Copy all entries without alteration and skip the pictures they hold.

--- start DATA FOR THIS EXERCISE ---

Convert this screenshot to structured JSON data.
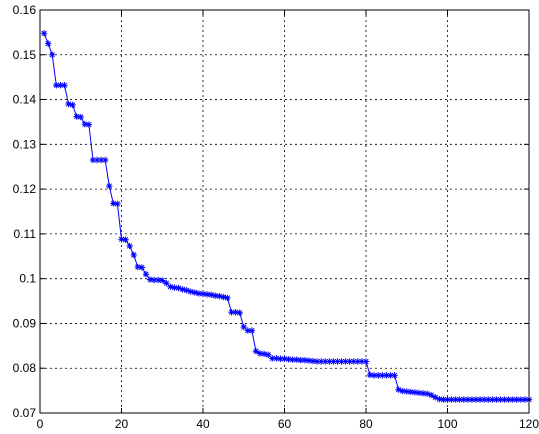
{
  "chart_data": {
    "type": "line",
    "title": "",
    "xlabel": "",
    "ylabel": "",
    "xlim": [
      0,
      120
    ],
    "ylim": [
      0.07,
      0.16
    ],
    "xticks": [
      0,
      20,
      40,
      60,
      80,
      100,
      120
    ],
    "xtick_labels": [
      "0",
      "20",
      "40",
      "60",
      "80",
      "100",
      "120"
    ],
    "yticks": [
      0.07,
      0.08,
      0.09,
      0.1,
      0.11,
      0.12,
      0.13,
      0.14,
      0.15,
      0.16
    ],
    "ytick_labels": [
      "0.07",
      "0.08",
      "0.09",
      "0.1",
      "0.11",
      "0.12",
      "0.13",
      "0.14",
      "0.15",
      "0.16"
    ],
    "grid": true,
    "marker": "asterisk",
    "colors": {
      "series": "#0000ff",
      "axes": "#000000",
      "grid": "#000000"
    },
    "series": [
      {
        "values": [
          [
            1,
            0.1548
          ],
          [
            2,
            0.1525
          ],
          [
            3,
            0.15
          ],
          [
            4,
            0.1432
          ],
          [
            5,
            0.1432
          ],
          [
            6,
            0.1432
          ],
          [
            7,
            0.139
          ],
          [
            8,
            0.1388
          ],
          [
            9,
            0.1362
          ],
          [
            10,
            0.1361
          ],
          [
            11,
            0.1345
          ],
          [
            12,
            0.1344
          ],
          [
            13,
            0.1265
          ],
          [
            14,
            0.1265
          ],
          [
            15,
            0.1265
          ],
          [
            16,
            0.1265
          ],
          [
            17,
            0.1207
          ],
          [
            18,
            0.1168
          ],
          [
            19,
            0.1167
          ],
          [
            20,
            0.1088
          ],
          [
            21,
            0.1087
          ],
          [
            22,
            0.1073
          ],
          [
            23,
            0.1053
          ],
          [
            24,
            0.1026
          ],
          [
            25,
            0.1025
          ],
          [
            26,
            0.101
          ],
          [
            27,
            0.0998
          ],
          [
            28,
            0.0997
          ],
          [
            29,
            0.0997
          ],
          [
            30,
            0.0996
          ],
          [
            31,
            0.099
          ],
          [
            32,
            0.0982
          ],
          [
            33,
            0.098
          ],
          [
            34,
            0.0979
          ],
          [
            35,
            0.0976
          ],
          [
            36,
            0.0974
          ],
          [
            37,
            0.0971
          ],
          [
            38,
            0.0969
          ],
          [
            39,
            0.0967
          ],
          [
            40,
            0.0966
          ],
          [
            41,
            0.0965
          ],
          [
            42,
            0.0964
          ],
          [
            43,
            0.0962
          ],
          [
            44,
            0.0961
          ],
          [
            45,
            0.0959
          ],
          [
            46,
            0.0957
          ],
          [
            47,
            0.0925
          ],
          [
            48,
            0.0925
          ],
          [
            49,
            0.0924
          ],
          [
            50,
            0.0892
          ],
          [
            51,
            0.0884
          ],
          [
            52,
            0.0884
          ],
          [
            53,
            0.0838
          ],
          [
            54,
            0.0833
          ],
          [
            55,
            0.0832
          ],
          [
            56,
            0.083
          ],
          [
            57,
            0.0822
          ],
          [
            58,
            0.0822
          ],
          [
            59,
            0.0821
          ],
          [
            60,
            0.0821
          ],
          [
            61,
            0.082
          ],
          [
            62,
            0.0819
          ],
          [
            63,
            0.0819
          ],
          [
            64,
            0.0818
          ],
          [
            65,
            0.0818
          ],
          [
            66,
            0.0817
          ],
          [
            67,
            0.0816
          ],
          [
            68,
            0.0815
          ],
          [
            69,
            0.0815
          ],
          [
            70,
            0.0815
          ],
          [
            71,
            0.0815
          ],
          [
            72,
            0.0815
          ],
          [
            73,
            0.0815
          ],
          [
            74,
            0.0815
          ],
          [
            75,
            0.0815
          ],
          [
            76,
            0.0815
          ],
          [
            77,
            0.0815
          ],
          [
            78,
            0.0815
          ],
          [
            79,
            0.0815
          ],
          [
            80,
            0.0815
          ],
          [
            81,
            0.0785
          ],
          [
            82,
            0.0784
          ],
          [
            83,
            0.0784
          ],
          [
            84,
            0.0784
          ],
          [
            85,
            0.0784
          ],
          [
            86,
            0.0784
          ],
          [
            87,
            0.0784
          ],
          [
            88,
            0.0752
          ],
          [
            89,
            0.0749
          ],
          [
            90,
            0.0748
          ],
          [
            91,
            0.0747
          ],
          [
            92,
            0.0746
          ],
          [
            93,
            0.0745
          ],
          [
            94,
            0.0744
          ],
          [
            95,
            0.0743
          ],
          [
            96,
            0.074
          ],
          [
            97,
            0.0735
          ],
          [
            98,
            0.0731
          ],
          [
            99,
            0.073
          ],
          [
            100,
            0.073
          ],
          [
            101,
            0.073
          ],
          [
            102,
            0.073
          ],
          [
            103,
            0.073
          ],
          [
            104,
            0.073
          ],
          [
            105,
            0.073
          ],
          [
            106,
            0.073
          ],
          [
            107,
            0.073
          ],
          [
            108,
            0.073
          ],
          [
            109,
            0.073
          ],
          [
            110,
            0.073
          ],
          [
            111,
            0.073
          ],
          [
            112,
            0.073
          ],
          [
            113,
            0.073
          ],
          [
            114,
            0.073
          ],
          [
            115,
            0.073
          ],
          [
            116,
            0.073
          ],
          [
            117,
            0.073
          ],
          [
            118,
            0.073
          ],
          [
            119,
            0.073
          ],
          [
            120,
            0.073
          ]
        ]
      }
    ]
  }
}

--- end DATA FOR THIS EXERCISE ---

TASK OUTPUT:
Convert this screenshot to structured JSON data.
{
  "chart_data": {
    "type": "line",
    "title": "",
    "xlabel": "",
    "ylabel": "",
    "xlim": [
      0,
      120
    ],
    "ylim": [
      0.07,
      0.16
    ],
    "xticks": [
      0,
      20,
      40,
      60,
      80,
      100,
      120
    ],
    "xtick_labels": [
      "0",
      "20",
      "40",
      "60",
      "80",
      "100",
      "120"
    ],
    "yticks": [
      0.07,
      0.08,
      0.09,
      0.1,
      0.11,
      0.12,
      0.13,
      0.14,
      0.15,
      0.16
    ],
    "ytick_labels": [
      "0.07",
      "0.08",
      "0.09",
      "0.1",
      "0.11",
      "0.12",
      "0.13",
      "0.14",
      "0.15",
      "0.16"
    ],
    "grid": true,
    "marker": "asterisk",
    "colors": {
      "series": "#0000ff",
      "axes": "#000000",
      "grid": "#000000"
    },
    "series": [
      {
        "values": [
          [
            1,
            0.1548
          ],
          [
            2,
            0.1525
          ],
          [
            3,
            0.15
          ],
          [
            4,
            0.1432
          ],
          [
            5,
            0.1432
          ],
          [
            6,
            0.1432
          ],
          [
            7,
            0.139
          ],
          [
            8,
            0.1388
          ],
          [
            9,
            0.1362
          ],
          [
            10,
            0.1361
          ],
          [
            11,
            0.1345
          ],
          [
            12,
            0.1344
          ],
          [
            13,
            0.1265
          ],
          [
            14,
            0.1265
          ],
          [
            15,
            0.1265
          ],
          [
            16,
            0.1265
          ],
          [
            17,
            0.1207
          ],
          [
            18,
            0.1168
          ],
          [
            19,
            0.1167
          ],
          [
            20,
            0.1088
          ],
          [
            21,
            0.1087
          ],
          [
            22,
            0.1073
          ],
          [
            23,
            0.1053
          ],
          [
            24,
            0.1026
          ],
          [
            25,
            0.1025
          ],
          [
            26,
            0.101
          ],
          [
            27,
            0.0998
          ],
          [
            28,
            0.0997
          ],
          [
            29,
            0.0997
          ],
          [
            30,
            0.0996
          ],
          [
            31,
            0.099
          ],
          [
            32,
            0.0982
          ],
          [
            33,
            0.098
          ],
          [
            34,
            0.0979
          ],
          [
            35,
            0.0976
          ],
          [
            36,
            0.0974
          ],
          [
            37,
            0.0971
          ],
          [
            38,
            0.0969
          ],
          [
            39,
            0.0967
          ],
          [
            40,
            0.0966
          ],
          [
            41,
            0.0965
          ],
          [
            42,
            0.0964
          ],
          [
            43,
            0.0962
          ],
          [
            44,
            0.0961
          ],
          [
            45,
            0.0959
          ],
          [
            46,
            0.0957
          ],
          [
            47,
            0.0925
          ],
          [
            48,
            0.0925
          ],
          [
            49,
            0.0924
          ],
          [
            50,
            0.0892
          ],
          [
            51,
            0.0884
          ],
          [
            52,
            0.0884
          ],
          [
            53,
            0.0838
          ],
          [
            54,
            0.0833
          ],
          [
            55,
            0.0832
          ],
          [
            56,
            0.083
          ],
          [
            57,
            0.0822
          ],
          [
            58,
            0.0822
          ],
          [
            59,
            0.0821
          ],
          [
            60,
            0.0821
          ],
          [
            61,
            0.082
          ],
          [
            62,
            0.0819
          ],
          [
            63,
            0.0819
          ],
          [
            64,
            0.0818
          ],
          [
            65,
            0.0818
          ],
          [
            66,
            0.0817
          ],
          [
            67,
            0.0816
          ],
          [
            68,
            0.0815
          ],
          [
            69,
            0.0815
          ],
          [
            70,
            0.0815
          ],
          [
            71,
            0.0815
          ],
          [
            72,
            0.0815
          ],
          [
            73,
            0.0815
          ],
          [
            74,
            0.0815
          ],
          [
            75,
            0.0815
          ],
          [
            76,
            0.0815
          ],
          [
            77,
            0.0815
          ],
          [
            78,
            0.0815
          ],
          [
            79,
            0.0815
          ],
          [
            80,
            0.0815
          ],
          [
            81,
            0.0785
          ],
          [
            82,
            0.0784
          ],
          [
            83,
            0.0784
          ],
          [
            84,
            0.0784
          ],
          [
            85,
            0.0784
          ],
          [
            86,
            0.0784
          ],
          [
            87,
            0.0784
          ],
          [
            88,
            0.0752
          ],
          [
            89,
            0.0749
          ],
          [
            90,
            0.0748
          ],
          [
            91,
            0.0747
          ],
          [
            92,
            0.0746
          ],
          [
            93,
            0.0745
          ],
          [
            94,
            0.0744
          ],
          [
            95,
            0.0743
          ],
          [
            96,
            0.074
          ],
          [
            97,
            0.0735
          ],
          [
            98,
            0.0731
          ],
          [
            99,
            0.073
          ],
          [
            100,
            0.073
          ],
          [
            101,
            0.073
          ],
          [
            102,
            0.073
          ],
          [
            103,
            0.073
          ],
          [
            104,
            0.073
          ],
          [
            105,
            0.073
          ],
          [
            106,
            0.073
          ],
          [
            107,
            0.073
          ],
          [
            108,
            0.073
          ],
          [
            109,
            0.073
          ],
          [
            110,
            0.073
          ],
          [
            111,
            0.073
          ],
          [
            112,
            0.073
          ],
          [
            113,
            0.073
          ],
          [
            114,
            0.073
          ],
          [
            115,
            0.073
          ],
          [
            116,
            0.073
          ],
          [
            117,
            0.073
          ],
          [
            118,
            0.073
          ],
          [
            119,
            0.073
          ],
          [
            120,
            0.073
          ]
        ]
      }
    ]
  }
}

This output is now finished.